▸ **ASSIGNMENT**
Please repeat the entries below exactly as written, leaving out any images.
[Opening GIVEN ENTRIES section]
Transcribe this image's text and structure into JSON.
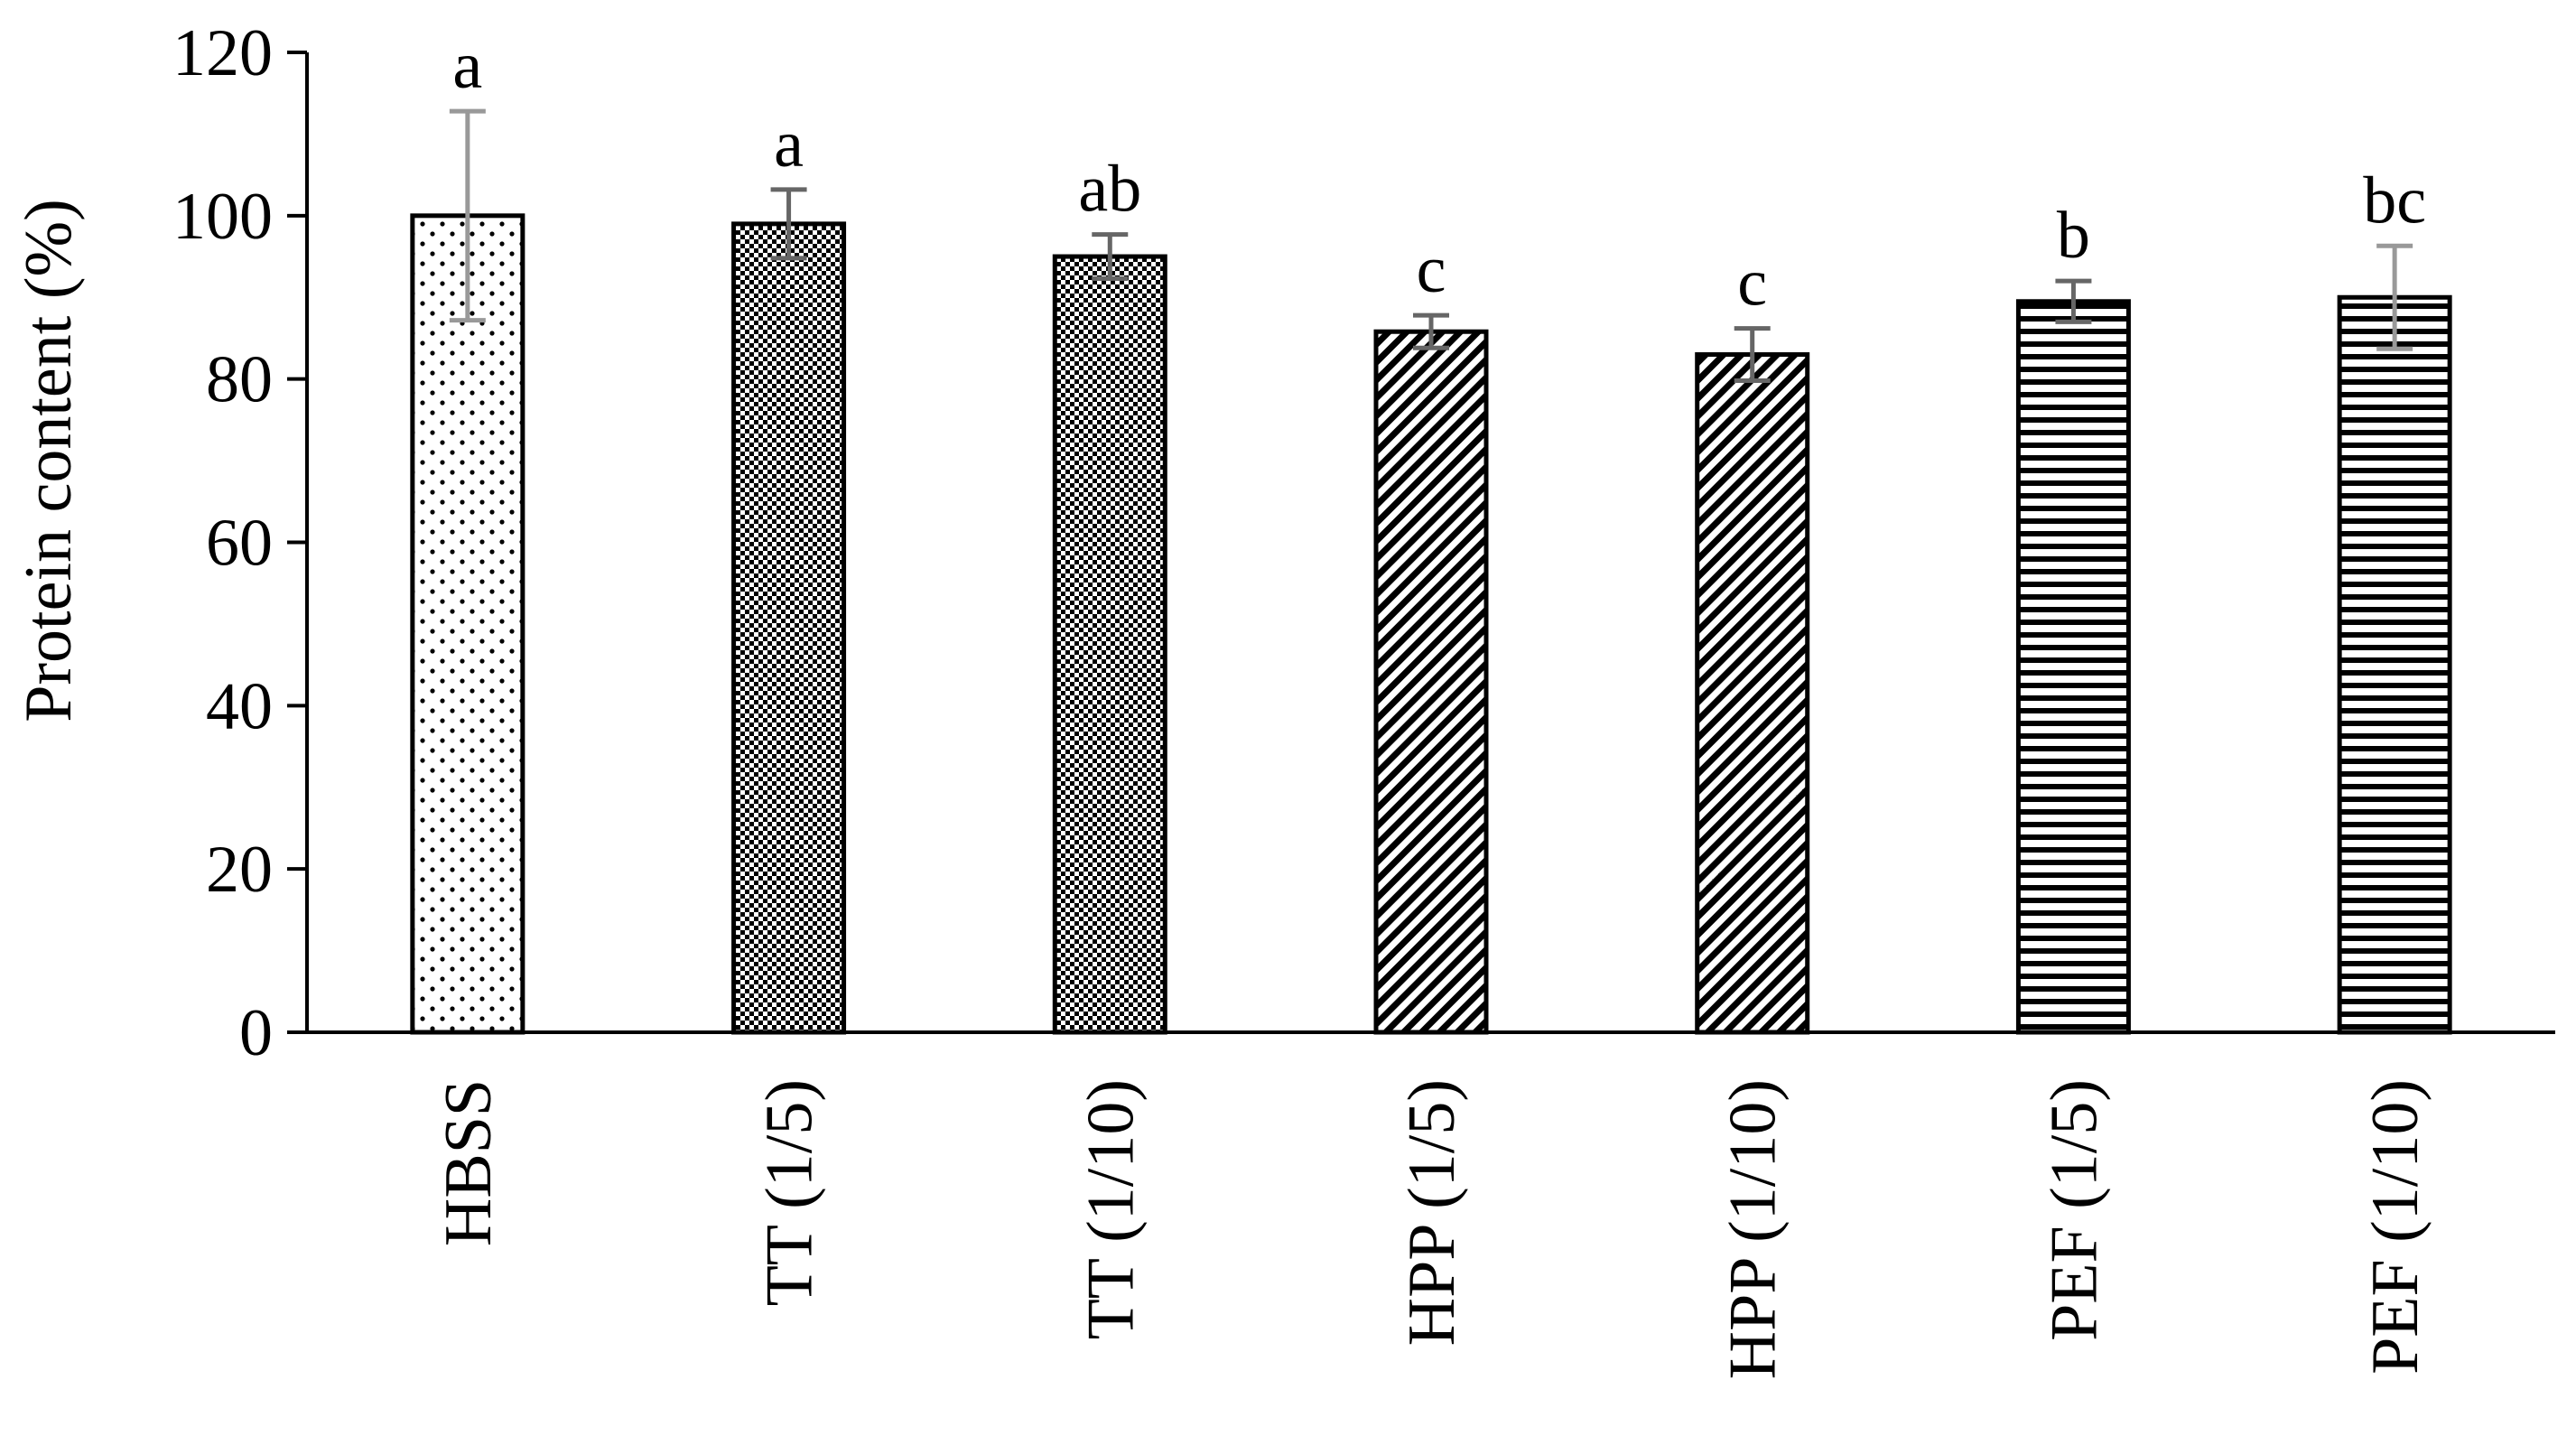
{
  "chart_data": {
    "type": "bar",
    "title": "",
    "xlabel": "",
    "ylabel": "Protein content (%)",
    "ylim": [
      0,
      120
    ],
    "yticks": [
      0,
      20,
      40,
      60,
      80,
      100,
      120
    ],
    "categories": [
      "HBSS",
      "TT (1/5)",
      "TT (1/10)",
      "HPP (1/5)",
      "HPP (1/10)",
      "PEF (1/5)",
      "PEF (1/10)"
    ],
    "values": [
      100,
      99,
      95,
      85.8,
      83,
      89.5,
      90
    ],
    "errors": [
      12.8,
      4.2,
      2.7,
      2.0,
      3.2,
      2.5,
      6.3
    ],
    "error_colors": [
      "#999999",
      "#666666",
      "#666666",
      "#666666",
      "#666666",
      "#666666",
      "#999999"
    ],
    "significance": [
      "a",
      "a",
      "ab",
      "c",
      "c",
      "b",
      "bc"
    ],
    "patterns": [
      "dots",
      "checker",
      "checker",
      "diagonal",
      "diagonal",
      "horizontal",
      "horizontal"
    ],
    "bar_fill": "#ffffff",
    "bar_stroke": "#000000",
    "grid": false,
    "legend": "none"
  }
}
[Closing GIVEN ENTRIES section]
▸ **RESPONSE TO THE EXERCISE**
Transcribe this image's text and structure into JSON.
{
  "chart_data": {
    "type": "bar",
    "title": "",
    "xlabel": "",
    "ylabel": "Protein content (%)",
    "ylim": [
      0,
      120
    ],
    "yticks": [
      0,
      20,
      40,
      60,
      80,
      100,
      120
    ],
    "categories": [
      "HBSS",
      "TT (1/5)",
      "TT (1/10)",
      "HPP (1/5)",
      "HPP (1/10)",
      "PEF (1/5)",
      "PEF (1/10)"
    ],
    "values": [
      100,
      99,
      95,
      85.8,
      83,
      89.5,
      90
    ],
    "errors": [
      12.8,
      4.2,
      2.7,
      2.0,
      3.2,
      2.5,
      6.3
    ],
    "error_colors": [
      "#999999",
      "#666666",
      "#666666",
      "#666666",
      "#666666",
      "#666666",
      "#999999"
    ],
    "significance": [
      "a",
      "a",
      "ab",
      "c",
      "c",
      "b",
      "bc"
    ],
    "patterns": [
      "dots",
      "checker",
      "checker",
      "diagonal",
      "diagonal",
      "horizontal",
      "horizontal"
    ],
    "bar_fill": "#ffffff",
    "bar_stroke": "#000000",
    "grid": false,
    "legend": "none"
  }
}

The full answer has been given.